**TEKSTBLOK**.
Vandaag is het wereldnatuurdag: een dag om ons bewust te maken van het feit dat er bijvoorbeeld tussen de honderd en tweehonderd diersoorten per dag uitsterven. Dat betekent dat onze biodiversiteit ernstig in gevaar kan komen, om nog maar te zwijgen van de disbalans die er ontstaat in de flora van deze wereld. En ja, wij mensen hebben daar een behoorlijk aandeel in. Eén schrale troost: de natuur gaat ons sowieso wel overleven. We kunnen daarom maar het beste een beetje aardig zijn voor die natuur, zodat we zelf niet uitsterven met in ons kielzog nog duizenden diersoorten. Van sprinkhaan tot olifant en van walvis tot pijlstormvogel: de muziek wil ons ook iets vertellen.
Keuze Willem Kamps: Spin – Grasshopper (1976)
Als koek
Nee, het gaat hier niet over de spin, dat nijvere geleedpotige diertje dat we in talloze varianten kennen en waarvan de meeste mensen gruwelen. De bandnaam Spin komt gewoon van het Engels voor draaien, op de hoes uitgebeeld door een Grieks-Romeins aandoend standbeeld met discusschijf. De link met de natuur is de titel van het liedje, dat andere diertje, Grasshopper (sprinkhaan).
De band Spin was de opvolger van Ekseption. Die band hield het in 1975 voor gezien na het uitblijven van commercieel succes. Ekseption kan gezien worden als het feestje van toetsenist Rick van der Linden, die met zijn virtuoze partijen en voorliefde voor het bewerken van klassieke stukken allesbepalend was. In ’73 waren de andere leden hem zat en zetten hem eruit.
Meer vrijheid leidde tot meer jazzinvloeden maar, zoals gezegd, zonder succes. Besloten werd om het beestje een andere naam te geven, Spin, en niet al te complexe jazzrock te gaan maken. Dit genre was midden jaren zeventig behoorlijk populair. Bij hun debuut, het gelijknamige album Spin, ging de beoogde buitenlandse distributie echter lelijk mis, al werd hun enige single Grasshopper zowaar een bescheiden hit in de Billboard #100. Het is – heel toepasselijk – een wat springerig nummer.
Ook van sprinkhanen gruwelen veel mensen, en niet alleen vanwege het voedsel van de toekomst. Pech. Dit vrolijke instrumentaaltje gaat er bij mij in ieder geval in als koek.
Keuze Alex van der Heiden: Yes – Don’t Kill The Whale (1978)

**GETOONDE GEGEVENS**.
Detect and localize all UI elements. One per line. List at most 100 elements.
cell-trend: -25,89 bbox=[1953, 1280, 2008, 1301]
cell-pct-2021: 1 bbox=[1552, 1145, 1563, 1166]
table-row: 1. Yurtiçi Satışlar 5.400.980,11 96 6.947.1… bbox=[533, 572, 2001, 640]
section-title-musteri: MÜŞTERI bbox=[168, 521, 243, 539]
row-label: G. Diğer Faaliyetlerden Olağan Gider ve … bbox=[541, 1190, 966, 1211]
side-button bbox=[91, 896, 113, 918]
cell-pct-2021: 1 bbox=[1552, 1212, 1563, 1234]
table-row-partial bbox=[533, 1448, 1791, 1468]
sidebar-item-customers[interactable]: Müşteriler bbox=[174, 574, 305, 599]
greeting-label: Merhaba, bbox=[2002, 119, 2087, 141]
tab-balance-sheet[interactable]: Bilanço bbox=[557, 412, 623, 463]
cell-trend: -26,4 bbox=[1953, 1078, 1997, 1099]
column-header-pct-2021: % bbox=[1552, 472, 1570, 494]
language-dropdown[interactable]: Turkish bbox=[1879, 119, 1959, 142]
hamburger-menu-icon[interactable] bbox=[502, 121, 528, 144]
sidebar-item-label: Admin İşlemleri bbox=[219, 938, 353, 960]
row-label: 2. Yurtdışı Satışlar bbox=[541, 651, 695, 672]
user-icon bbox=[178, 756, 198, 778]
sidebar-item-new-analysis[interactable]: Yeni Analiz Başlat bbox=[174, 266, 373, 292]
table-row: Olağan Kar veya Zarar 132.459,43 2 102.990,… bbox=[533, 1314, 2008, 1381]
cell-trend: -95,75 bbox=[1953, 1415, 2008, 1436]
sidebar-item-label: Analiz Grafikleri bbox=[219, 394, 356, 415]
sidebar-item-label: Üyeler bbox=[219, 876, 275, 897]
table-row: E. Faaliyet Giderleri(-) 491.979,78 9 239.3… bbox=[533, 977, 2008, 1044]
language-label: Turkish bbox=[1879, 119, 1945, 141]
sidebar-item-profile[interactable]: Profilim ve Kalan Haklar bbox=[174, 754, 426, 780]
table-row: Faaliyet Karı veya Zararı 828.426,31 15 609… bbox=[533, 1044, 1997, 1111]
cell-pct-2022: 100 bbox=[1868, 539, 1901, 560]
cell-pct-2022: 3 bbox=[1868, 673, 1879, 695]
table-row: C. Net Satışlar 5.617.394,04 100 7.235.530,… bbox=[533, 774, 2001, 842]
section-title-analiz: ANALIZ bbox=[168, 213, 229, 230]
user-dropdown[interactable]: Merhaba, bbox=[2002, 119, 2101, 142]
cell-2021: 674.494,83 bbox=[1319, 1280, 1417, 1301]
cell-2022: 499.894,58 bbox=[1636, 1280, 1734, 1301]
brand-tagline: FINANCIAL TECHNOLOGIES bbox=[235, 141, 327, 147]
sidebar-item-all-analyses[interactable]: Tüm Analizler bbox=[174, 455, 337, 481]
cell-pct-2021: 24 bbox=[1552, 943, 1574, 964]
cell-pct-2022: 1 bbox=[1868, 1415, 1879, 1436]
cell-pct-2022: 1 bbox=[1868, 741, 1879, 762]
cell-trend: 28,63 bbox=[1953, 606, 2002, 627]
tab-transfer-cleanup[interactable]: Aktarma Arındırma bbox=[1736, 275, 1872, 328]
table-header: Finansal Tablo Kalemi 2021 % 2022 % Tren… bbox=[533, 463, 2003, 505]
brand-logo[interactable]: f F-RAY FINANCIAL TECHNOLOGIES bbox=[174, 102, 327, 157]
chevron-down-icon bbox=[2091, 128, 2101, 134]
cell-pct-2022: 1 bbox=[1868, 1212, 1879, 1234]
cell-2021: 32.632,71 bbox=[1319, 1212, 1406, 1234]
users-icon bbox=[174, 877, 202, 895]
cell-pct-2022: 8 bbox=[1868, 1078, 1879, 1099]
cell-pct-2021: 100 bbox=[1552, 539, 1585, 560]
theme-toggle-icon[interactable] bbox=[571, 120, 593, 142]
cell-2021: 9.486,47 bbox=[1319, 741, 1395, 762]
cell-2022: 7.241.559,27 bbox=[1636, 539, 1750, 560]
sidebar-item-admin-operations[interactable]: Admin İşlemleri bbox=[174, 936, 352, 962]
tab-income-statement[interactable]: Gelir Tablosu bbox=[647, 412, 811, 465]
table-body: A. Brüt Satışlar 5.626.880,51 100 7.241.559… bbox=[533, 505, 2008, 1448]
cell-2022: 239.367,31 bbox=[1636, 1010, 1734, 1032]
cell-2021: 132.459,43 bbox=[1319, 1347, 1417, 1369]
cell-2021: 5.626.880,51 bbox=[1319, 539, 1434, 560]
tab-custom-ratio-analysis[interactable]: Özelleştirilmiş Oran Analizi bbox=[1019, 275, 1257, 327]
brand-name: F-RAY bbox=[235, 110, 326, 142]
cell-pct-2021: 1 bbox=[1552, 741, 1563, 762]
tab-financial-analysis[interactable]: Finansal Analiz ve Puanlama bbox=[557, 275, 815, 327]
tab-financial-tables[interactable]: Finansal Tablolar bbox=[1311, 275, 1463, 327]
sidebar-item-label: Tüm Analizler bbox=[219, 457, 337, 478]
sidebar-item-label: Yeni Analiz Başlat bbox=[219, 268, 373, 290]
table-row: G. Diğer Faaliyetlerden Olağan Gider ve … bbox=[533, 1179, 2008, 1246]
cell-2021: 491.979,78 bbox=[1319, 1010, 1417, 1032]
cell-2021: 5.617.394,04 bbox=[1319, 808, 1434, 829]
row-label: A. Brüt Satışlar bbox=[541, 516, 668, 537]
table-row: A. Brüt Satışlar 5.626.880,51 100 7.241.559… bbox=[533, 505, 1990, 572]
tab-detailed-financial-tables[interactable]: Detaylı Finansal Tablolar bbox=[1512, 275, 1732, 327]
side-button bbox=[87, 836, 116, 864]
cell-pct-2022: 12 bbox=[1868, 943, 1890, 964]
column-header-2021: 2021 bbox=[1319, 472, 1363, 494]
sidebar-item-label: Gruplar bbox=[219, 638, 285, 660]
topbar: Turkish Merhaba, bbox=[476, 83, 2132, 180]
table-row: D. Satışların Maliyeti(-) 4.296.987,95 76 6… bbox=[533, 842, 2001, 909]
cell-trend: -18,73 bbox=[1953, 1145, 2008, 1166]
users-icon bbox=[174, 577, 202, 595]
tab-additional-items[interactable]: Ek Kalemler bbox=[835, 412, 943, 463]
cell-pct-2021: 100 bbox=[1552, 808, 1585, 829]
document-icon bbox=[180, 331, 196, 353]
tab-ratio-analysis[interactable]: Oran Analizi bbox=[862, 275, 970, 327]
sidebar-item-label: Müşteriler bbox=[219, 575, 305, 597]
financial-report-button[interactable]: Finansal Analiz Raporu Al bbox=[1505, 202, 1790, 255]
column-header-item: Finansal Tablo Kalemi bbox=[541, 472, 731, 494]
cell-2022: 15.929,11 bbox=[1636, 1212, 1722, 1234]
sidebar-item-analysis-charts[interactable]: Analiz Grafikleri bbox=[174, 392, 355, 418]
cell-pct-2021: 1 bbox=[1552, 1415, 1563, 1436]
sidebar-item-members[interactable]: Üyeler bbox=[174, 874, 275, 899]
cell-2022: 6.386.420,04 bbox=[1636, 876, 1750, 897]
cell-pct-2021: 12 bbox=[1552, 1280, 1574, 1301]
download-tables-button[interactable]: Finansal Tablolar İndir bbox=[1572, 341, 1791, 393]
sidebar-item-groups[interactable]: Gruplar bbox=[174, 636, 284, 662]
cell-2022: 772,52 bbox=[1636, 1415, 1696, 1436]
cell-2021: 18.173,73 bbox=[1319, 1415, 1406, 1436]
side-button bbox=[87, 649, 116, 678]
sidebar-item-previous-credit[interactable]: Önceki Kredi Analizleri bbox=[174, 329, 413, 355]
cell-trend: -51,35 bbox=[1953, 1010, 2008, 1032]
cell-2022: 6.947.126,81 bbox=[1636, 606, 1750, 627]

**UW OPDRACHT**.
Zet het stuk over muziek voor wereldnatuurdag voort, te beginnen na de laatste regel ervan.

**ANTWOORD OPDRACHT**.
Buttons
Mijn eerste daad van verzet was toen ik een jaar of 11 was en op Texel mijn vakantie vierde met familie en vrienden. Wees wijs met de Waddenzee prijkte op één van mijn buttons, en op vele andere buttons waren logo’s van Greenpeace te bewonderen. Mijn spijkerjackie zat er vol mee. En ik durfde het ook nog wel aan om Tweedehands Jas van Kinderen voor Kinderen te zingen, wanneer ik iemand met een bontjas zag lopen. Ik was me toen nog niet bewust van Yes met Don’t Kill The Whale, maar dat zou geen jaren meer duren. Greenpeace sprak vooral tot mijn verbeelding door hun strijd tegen zeehondenknuppelaars en harpoenjagers die urenlang leed veroorzaken bij walvissen. Nog steeds kan ik slecht tegen dierenleed en ik maak daarin bewuste keuzes.
De mensheid maakt vooral egoïstische keuzes en de huiskat, de nijlgans, de halsbandparkiet en de Amerikaanse rivierkreeft zijn daar de beste voorbeelden van. Deze dieren zelf kunnen er niets aan doen dat ze zoveel schade voor andere dieren berokkenen, maar het is de mens die het teweeggebracht heeft met hun uit de hand gelopen liefhebberijen.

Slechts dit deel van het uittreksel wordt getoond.